— Begin INFORMATION SUPPLIED —

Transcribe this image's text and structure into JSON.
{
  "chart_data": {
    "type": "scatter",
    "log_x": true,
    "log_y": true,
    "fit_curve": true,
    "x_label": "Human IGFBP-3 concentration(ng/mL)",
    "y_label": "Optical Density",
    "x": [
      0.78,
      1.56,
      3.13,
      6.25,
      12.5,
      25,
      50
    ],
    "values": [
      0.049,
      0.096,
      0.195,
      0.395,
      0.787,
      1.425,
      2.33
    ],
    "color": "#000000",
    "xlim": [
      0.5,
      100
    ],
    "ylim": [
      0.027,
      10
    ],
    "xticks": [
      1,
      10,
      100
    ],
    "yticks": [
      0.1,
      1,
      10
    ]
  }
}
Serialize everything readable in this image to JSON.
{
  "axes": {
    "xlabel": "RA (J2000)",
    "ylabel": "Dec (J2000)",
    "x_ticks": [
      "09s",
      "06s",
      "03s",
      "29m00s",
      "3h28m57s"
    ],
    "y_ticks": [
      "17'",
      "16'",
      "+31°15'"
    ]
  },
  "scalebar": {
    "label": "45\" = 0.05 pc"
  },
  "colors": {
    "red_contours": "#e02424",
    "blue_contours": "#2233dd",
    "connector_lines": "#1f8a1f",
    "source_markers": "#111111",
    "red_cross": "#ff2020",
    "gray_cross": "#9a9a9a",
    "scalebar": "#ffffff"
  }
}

— End INFORMATION SUPPLIED —

STATED TASK
Lines holding the word "this" should be counted across the entries; state only how many there are.

SOLUTION TO THE PROBLEM
2